Copy out the kernel patch below verbatim, starting at "The scratch memory" and ending at "insertions(+), 30 deletions(-)".

EXCERPT:

## START

The scratch memory for kexec handover is used to bootstrap the
kexec'ed kernel. It is only needed when CONFIG_KEXEC_HANDOVER
is enabled and only if it is a KHO boot. Add checks to prevent
marking a KHO scratch region unless needed.
Fixes: a2daf83e10378 ("x86/e820: temporarily enable KHO scratch for memory below 1M")
Reported-by: Vlad Poenaru <thevlad@meta.com>
Signed-off-by: Usama Arif <usamaarif642@gmail.com>
---
mm/memblock.c | 74 ++++++++++++++++++++++++++++++---------------------
1 file changed, 44 insertions(+), 30 deletions(-)
diff --git a/mm/memblock.c b/mm/memblock.c
index 8b13d5c28922a..8a2cebcfe0a18 100644
--- a/mm/memblock.c
+++ b/mm/memblock.c
@@ -1114,36 +1114,6 @@ int __init_memblock memblock_reserved_mark_noinit(phys_addr_t base, phys_addr_t
MEMBLOCK_RSRV_NOINIT);
}
-/**
- * memblock_mark_kho_scratch - Mark a memory region as MEMBLOCK_KHO_SCRATCH.
- * @base: the base phys addr of the region
- * @size: the size of the region
- *
- * Only memory regions marked with %MEMBLOCK_KHO_SCRATCH will be considered
- * for allocations during early boot with kexec handover.
- *
- * Return: 0 on success, -errno on failure.
- */
-__init int memblock_mark_kho_scratch(phys_addr_t base, phys_addr_t size)
-{
- return memblock_setclr_flag(&memblock.memory, base, size, 1,
- MEMBLOCK_KHO_SCRATCH);
-}
-
-/**
- * memblock_clear_kho_scratch - Clear MEMBLOCK_KHO_SCRATCH flag for a
- * specified region.
- * @base: the base phys addr of the region
- * @size: the size of the region
- *
- * Return: 0 on success, -errno on failure.
- */
-__init int memblock_clear_kho_scratch(phys_addr_t base, phys_addr_t size)
-{
- return memblock_setclr_flag(&memblock.memory, base, size, 0,
- MEMBLOCK_KHO_SCRATCH);
-}
-
static bool should_skip_region(struct memblock_type *type,
struct memblock_region *m,
int nid, int flags)
@@ -2617,12 +2587,56 @@ static bool __init reserve_mem_kho_revive(const char *name, phys_addr_t size,
return true;
}
+
+/**
+ * memblock_mark_kho_scratch - Mark a memory region as MEMBLOCK_KHO_SCRATCH.

## END

PROVIDED MATERIAL:

## START

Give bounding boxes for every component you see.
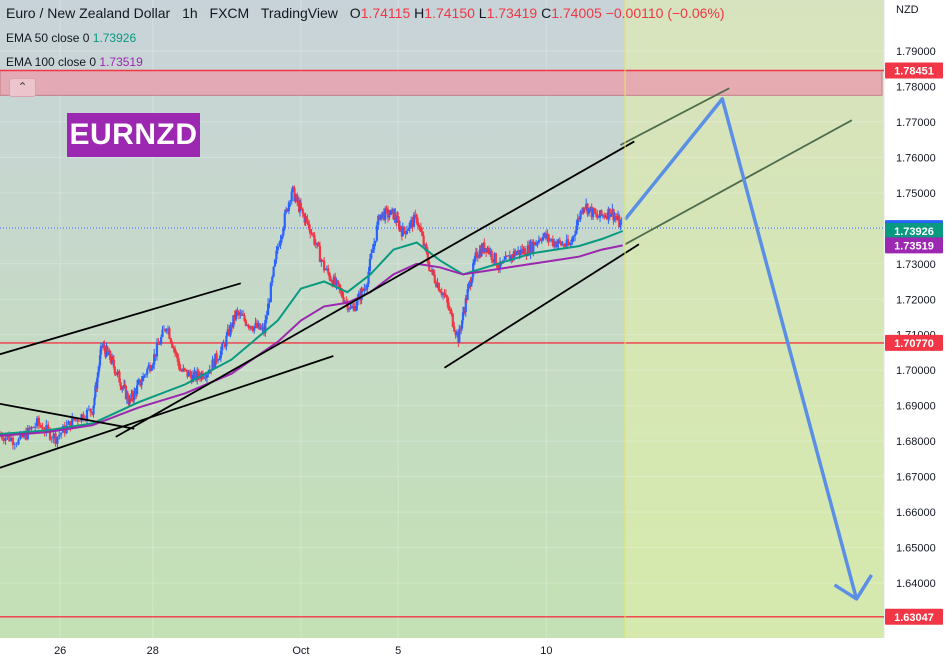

## END

ANSWER TO THE EXERCISE:
The scratch memory for kexec handover is used to bootstrap the
kexec'ed kernel. It is only needed when CONFIG_KEXEC_HANDOVER
is enabled and only if it is a KHO boot. Add checks to prevent
marking a KHO scratch region unless needed.
Fixes: a2daf83e10378 ("x86/e820: temporarily enable KHO scratch for memory below 1M")
Reported-by: Vlad Poenaru <thevlad@meta.com>
Signed-off-by: Usama Arif <usamaarif642@gmail.com>
---
mm/memblock.c | 74 ++++++++++++++++++++++++++++++---------------------
1 file changed, 44 insertions(+), 30 deletions(-)